STATED PROBLEM.
Copy each line of the listing below exactly.

DATA ENTRIES.
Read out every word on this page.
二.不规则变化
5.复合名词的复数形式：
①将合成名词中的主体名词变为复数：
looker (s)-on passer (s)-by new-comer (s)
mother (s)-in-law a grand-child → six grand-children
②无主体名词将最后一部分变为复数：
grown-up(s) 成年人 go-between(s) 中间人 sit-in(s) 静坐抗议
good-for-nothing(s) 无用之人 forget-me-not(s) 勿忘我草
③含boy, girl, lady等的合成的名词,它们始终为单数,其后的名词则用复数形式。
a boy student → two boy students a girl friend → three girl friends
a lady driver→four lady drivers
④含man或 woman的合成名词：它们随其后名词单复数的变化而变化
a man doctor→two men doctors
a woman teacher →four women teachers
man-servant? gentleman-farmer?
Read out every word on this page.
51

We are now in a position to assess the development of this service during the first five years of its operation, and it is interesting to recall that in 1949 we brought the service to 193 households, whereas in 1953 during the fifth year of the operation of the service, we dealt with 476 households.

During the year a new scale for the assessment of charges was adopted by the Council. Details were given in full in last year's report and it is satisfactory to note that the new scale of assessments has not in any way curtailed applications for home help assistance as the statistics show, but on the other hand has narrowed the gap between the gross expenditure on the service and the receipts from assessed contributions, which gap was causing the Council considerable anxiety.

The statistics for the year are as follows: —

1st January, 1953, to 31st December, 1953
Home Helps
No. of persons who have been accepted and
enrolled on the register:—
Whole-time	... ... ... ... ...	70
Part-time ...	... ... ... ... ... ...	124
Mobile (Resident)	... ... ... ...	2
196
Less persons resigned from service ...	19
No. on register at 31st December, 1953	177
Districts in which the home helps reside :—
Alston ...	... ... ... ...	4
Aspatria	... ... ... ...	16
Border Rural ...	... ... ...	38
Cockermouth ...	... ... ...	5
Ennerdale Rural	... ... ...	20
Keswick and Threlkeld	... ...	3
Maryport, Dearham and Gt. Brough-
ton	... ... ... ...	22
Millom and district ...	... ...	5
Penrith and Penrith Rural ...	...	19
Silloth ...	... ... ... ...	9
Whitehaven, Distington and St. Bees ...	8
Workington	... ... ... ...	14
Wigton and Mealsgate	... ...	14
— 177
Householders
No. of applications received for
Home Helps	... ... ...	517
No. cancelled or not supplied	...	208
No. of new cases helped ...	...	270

RESULT OF THE EXERCISE.
Read out every word on this page.
二.不规则变化
5.复合名词的复数形式：
①将合成名词中的主体名词变为复数：
looker (s)-on passer (s)-by new-comer (s)
mother (s)-in-law a grand-child → six grand-children
②无主体名词将最后一部分变为复数：
grown-up(s) 成年人 go-between(s) 中间人 sit-in(s) 静坐抗议
good-for-nothing(s) 无用之人 forget-me-not(s) 勿忘我草
③含boy, girl, lady等的合成的名词,它们始终为单数,其后的名词则用复数形式。
a boy student → two boy students a girl friend → three girl friends
a lady driver→four lady drivers
④含man或 woman的合成名词：它们随其后名词单复数的变化而变化
a man doctor→two men doctors
a woman teacher →four women teachers
man-servant? gentleman-farmer?
Read out every word on this page.
51

We are now in a position to assess the development of this service during the first five years of its operation, and it is interesting to recall that in 1949 we brought the service to 193 households, whereas in 1953 during the fifth year of the operation of the service, we dealt with 476 households.

During the year a new scale for the assessment of charges was adopted by the Council. Details were given in full in last year's report and it is satisfactory to note that the new scale of assessments has not in any way curtailed applications for home help assistance as the statistics show, but on the other hand has narrowed the gap between the gross expenditure on the service and the receipts from assessed contributions, which gap was causing the Council considerable anxiety.

The statistics for the year are as follows: —

1st January, 1953, to 31st December, 1953
Home Helps
No. of persons who have been accepted and
enrolled on the register:—
Whole-time	... ... ... ... ...	70
Part-time ...	... ... ... ... ... ...	124
Mobile (Resident)	... ... ... ...	2
196
Less persons resigned from service ...	19
No. on register at 31st December, 1953	177
Districts in which the home helps reside :—
Alston ...	... ... ... ...	4
Aspatria	... ... ... ...	16
Border Rural ...	... ... ...	38
Cockermouth ...	... ... ...	5
Ennerdale Rural	... ... ...	20
Keswick and Threlkeld	... ...	3
Maryport, Dearham and Gt. Brough-
ton	... ... ... ...	22
Millom and district ...	... ...	5
Penrith and Penrith Rural ...	...	19
Silloth ...	... ... ... ...	9
Whitehaven, Distington and St. Bees ...	8
Workington	... ... ... ...	14
Wigton and Mealsgate	... ...	14
— 177
Householders
No. of applications received for
Home Helps	... ... ...	517
No. cancelled or not supplied	...	208
No. of new cases helped ...	...	270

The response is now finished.